Find and copy lines holding "Board".

-------- Listed records

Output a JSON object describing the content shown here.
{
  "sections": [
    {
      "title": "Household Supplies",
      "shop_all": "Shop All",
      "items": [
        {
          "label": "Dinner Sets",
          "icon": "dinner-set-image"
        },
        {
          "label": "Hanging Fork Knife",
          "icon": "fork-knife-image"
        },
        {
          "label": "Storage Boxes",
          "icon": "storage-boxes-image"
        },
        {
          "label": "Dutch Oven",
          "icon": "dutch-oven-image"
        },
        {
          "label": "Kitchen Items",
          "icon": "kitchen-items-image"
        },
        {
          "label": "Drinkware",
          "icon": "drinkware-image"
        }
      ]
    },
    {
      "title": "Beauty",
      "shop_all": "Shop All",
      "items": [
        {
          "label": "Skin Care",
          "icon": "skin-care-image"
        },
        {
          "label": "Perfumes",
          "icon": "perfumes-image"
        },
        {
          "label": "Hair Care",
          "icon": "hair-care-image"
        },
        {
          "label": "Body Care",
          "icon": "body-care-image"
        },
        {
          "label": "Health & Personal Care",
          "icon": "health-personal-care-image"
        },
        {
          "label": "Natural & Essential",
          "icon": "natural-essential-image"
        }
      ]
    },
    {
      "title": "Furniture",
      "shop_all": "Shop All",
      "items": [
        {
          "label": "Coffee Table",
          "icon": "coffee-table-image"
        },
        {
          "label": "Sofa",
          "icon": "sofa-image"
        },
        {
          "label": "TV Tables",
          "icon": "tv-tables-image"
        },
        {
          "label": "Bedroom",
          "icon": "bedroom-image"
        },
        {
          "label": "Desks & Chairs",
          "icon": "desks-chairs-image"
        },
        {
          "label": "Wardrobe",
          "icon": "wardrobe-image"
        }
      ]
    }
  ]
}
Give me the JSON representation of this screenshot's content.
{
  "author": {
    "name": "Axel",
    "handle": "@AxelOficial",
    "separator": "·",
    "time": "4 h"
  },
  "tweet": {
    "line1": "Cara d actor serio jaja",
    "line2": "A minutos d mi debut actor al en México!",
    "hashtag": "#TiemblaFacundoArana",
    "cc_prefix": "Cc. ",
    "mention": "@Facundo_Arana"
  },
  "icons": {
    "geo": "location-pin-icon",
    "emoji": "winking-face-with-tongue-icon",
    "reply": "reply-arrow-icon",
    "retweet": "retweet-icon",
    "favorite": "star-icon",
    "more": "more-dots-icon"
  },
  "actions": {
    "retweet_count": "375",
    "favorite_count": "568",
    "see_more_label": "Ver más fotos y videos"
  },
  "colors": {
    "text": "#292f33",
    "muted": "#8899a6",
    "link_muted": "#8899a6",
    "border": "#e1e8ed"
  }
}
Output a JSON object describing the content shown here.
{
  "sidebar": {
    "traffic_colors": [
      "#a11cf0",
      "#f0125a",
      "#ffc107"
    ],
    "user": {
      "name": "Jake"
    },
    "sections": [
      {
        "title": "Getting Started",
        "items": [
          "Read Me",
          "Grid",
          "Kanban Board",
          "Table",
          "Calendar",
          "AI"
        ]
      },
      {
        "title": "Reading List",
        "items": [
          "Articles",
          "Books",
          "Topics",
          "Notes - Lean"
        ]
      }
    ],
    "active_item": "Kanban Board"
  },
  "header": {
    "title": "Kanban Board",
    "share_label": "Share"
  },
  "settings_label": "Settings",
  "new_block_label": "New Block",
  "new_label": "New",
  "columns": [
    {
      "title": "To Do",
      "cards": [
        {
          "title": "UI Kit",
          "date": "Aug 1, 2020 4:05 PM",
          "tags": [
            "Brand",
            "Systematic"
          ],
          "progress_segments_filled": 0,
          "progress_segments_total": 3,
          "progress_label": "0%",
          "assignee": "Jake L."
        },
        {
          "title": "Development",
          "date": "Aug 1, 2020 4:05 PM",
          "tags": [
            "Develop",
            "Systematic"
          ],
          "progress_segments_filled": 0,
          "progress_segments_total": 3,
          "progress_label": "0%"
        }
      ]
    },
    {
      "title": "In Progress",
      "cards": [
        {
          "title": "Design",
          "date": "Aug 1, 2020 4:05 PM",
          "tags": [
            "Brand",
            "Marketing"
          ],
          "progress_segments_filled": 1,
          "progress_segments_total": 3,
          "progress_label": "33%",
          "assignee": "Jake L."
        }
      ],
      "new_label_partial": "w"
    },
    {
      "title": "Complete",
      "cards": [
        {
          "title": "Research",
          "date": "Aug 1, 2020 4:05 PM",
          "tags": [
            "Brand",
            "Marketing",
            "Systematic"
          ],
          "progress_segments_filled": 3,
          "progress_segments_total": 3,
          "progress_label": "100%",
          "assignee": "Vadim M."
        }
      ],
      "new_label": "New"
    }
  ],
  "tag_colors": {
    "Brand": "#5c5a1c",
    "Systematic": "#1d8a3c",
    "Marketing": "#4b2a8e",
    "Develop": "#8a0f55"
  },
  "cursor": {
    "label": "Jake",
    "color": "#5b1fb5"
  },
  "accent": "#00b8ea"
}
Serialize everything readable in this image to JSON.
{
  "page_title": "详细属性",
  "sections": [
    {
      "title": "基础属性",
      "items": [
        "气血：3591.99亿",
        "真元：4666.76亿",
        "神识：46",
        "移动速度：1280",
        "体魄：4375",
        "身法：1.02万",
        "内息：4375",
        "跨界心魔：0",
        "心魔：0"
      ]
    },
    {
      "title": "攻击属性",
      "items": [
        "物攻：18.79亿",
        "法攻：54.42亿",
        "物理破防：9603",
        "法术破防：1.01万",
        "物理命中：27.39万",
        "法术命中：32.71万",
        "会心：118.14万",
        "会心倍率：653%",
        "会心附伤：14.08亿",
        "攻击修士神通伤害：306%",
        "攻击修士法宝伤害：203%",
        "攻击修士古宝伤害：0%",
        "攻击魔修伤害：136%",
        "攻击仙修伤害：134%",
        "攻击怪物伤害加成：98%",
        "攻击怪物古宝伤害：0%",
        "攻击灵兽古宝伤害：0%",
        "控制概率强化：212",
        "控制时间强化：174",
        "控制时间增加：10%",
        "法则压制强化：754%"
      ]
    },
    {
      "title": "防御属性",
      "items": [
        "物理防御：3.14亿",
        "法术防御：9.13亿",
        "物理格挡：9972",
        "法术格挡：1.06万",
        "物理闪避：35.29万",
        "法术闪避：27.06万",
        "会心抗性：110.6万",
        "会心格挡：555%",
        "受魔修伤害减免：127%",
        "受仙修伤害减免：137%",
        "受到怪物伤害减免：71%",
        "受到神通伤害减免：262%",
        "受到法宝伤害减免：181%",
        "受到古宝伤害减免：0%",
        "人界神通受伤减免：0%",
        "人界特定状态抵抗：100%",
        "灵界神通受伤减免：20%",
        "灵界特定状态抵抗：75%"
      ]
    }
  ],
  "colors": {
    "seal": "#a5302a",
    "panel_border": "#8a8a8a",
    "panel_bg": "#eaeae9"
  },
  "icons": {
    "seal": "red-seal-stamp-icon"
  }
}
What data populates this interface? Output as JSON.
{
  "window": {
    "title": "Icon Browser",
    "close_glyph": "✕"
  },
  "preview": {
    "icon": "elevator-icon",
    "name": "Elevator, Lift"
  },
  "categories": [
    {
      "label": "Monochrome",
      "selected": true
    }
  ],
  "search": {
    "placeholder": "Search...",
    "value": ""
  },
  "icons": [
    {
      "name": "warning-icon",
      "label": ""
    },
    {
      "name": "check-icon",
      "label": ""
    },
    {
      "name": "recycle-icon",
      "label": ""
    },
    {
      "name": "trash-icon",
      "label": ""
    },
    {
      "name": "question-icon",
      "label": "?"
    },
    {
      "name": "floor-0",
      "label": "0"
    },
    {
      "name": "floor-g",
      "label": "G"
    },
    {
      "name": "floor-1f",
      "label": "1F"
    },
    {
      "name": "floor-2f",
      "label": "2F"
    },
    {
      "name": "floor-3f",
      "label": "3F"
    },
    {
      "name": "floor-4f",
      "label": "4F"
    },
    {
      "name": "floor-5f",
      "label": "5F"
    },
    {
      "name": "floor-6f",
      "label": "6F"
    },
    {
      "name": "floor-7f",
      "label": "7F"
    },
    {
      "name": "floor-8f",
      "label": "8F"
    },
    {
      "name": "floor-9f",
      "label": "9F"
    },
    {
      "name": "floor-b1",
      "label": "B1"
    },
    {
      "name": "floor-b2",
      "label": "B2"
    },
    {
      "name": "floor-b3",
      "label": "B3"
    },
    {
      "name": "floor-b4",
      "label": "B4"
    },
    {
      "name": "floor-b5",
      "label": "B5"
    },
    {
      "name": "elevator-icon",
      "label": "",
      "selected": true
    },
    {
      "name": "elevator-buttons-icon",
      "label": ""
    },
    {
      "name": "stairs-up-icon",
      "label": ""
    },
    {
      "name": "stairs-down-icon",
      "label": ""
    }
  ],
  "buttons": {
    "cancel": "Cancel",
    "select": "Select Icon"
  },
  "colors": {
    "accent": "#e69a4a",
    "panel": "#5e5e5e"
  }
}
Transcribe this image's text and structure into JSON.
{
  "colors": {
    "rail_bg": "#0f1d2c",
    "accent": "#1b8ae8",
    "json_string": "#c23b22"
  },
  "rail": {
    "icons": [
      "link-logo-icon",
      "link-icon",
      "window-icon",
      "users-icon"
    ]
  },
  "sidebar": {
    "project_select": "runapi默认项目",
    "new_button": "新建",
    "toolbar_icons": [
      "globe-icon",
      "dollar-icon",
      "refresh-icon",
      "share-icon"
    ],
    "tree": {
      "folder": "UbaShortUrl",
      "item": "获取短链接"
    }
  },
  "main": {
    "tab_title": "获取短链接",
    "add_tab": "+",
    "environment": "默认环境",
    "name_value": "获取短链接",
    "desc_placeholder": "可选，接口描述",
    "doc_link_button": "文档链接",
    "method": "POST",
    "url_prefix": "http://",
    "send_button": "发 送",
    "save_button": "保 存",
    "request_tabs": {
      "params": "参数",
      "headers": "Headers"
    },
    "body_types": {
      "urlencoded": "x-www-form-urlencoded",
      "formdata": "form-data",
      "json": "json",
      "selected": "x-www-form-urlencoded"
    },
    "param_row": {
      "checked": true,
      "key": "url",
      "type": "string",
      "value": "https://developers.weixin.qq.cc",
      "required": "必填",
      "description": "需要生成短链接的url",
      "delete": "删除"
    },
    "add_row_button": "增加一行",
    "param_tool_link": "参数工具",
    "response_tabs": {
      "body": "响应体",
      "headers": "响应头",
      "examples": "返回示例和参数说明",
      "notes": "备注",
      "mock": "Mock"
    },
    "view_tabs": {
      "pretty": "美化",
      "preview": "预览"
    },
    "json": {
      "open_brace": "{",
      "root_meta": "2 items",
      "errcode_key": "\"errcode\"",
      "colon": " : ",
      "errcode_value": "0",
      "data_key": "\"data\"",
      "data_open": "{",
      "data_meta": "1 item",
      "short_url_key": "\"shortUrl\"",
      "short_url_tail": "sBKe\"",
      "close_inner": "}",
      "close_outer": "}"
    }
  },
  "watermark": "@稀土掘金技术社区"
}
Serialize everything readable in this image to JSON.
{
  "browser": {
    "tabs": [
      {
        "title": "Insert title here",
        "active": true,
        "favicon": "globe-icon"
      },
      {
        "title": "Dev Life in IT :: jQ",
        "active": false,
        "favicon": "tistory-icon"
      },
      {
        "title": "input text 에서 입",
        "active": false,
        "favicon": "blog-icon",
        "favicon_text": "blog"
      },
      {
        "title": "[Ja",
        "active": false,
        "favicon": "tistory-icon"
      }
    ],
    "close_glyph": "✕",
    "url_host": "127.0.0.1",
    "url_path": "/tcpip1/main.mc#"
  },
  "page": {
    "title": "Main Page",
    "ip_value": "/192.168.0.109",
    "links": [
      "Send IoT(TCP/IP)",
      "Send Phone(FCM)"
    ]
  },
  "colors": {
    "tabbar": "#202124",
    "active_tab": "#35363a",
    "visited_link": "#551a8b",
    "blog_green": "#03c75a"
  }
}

----------------

Task solution —
          "Kanban Board",
    "active_item": "Kanban Board"
    "title": "Kanban Board",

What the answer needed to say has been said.